Saved data entries
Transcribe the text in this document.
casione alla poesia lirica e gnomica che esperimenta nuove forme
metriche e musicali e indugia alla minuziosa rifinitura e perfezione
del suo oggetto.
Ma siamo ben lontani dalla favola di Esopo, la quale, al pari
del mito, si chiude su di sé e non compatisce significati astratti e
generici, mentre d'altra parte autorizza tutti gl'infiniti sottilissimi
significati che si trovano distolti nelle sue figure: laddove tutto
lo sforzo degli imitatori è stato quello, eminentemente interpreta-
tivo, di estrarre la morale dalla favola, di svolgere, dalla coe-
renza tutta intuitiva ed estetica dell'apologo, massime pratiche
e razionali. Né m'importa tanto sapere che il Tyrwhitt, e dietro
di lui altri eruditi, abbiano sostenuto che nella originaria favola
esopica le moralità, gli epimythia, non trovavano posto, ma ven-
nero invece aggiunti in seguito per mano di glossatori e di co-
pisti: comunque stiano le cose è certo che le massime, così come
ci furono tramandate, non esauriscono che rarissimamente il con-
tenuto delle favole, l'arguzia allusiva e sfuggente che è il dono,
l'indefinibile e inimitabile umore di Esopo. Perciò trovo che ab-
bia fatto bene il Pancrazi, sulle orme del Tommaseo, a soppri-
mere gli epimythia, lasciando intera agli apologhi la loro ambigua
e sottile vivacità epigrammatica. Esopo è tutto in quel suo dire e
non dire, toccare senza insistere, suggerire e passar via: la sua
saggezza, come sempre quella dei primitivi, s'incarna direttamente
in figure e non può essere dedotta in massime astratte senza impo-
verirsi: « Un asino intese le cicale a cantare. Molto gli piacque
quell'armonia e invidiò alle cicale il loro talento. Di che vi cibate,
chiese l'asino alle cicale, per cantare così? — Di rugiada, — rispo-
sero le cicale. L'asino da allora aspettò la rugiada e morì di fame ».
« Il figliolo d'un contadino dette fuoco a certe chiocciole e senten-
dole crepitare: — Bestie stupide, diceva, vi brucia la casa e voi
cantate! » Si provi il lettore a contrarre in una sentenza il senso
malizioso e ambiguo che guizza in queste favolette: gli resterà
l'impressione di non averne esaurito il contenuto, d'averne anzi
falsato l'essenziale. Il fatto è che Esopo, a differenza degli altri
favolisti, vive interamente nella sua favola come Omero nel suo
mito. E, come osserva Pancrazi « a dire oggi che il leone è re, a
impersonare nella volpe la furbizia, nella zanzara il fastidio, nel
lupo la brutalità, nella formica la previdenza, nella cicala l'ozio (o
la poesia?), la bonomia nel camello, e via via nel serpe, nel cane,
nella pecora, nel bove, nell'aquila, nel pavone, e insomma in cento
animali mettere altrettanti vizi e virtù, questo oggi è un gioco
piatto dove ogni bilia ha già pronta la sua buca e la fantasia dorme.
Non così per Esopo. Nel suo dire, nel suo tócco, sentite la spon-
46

Written task>
Using the listing above, show each line holding the string "tutto".

Response to this exercise>
significati che si trovano distolti nelle sue figure: laddove tutto
e sottile vivacità epigrammatica. Esopo è tutto in quel suo dire e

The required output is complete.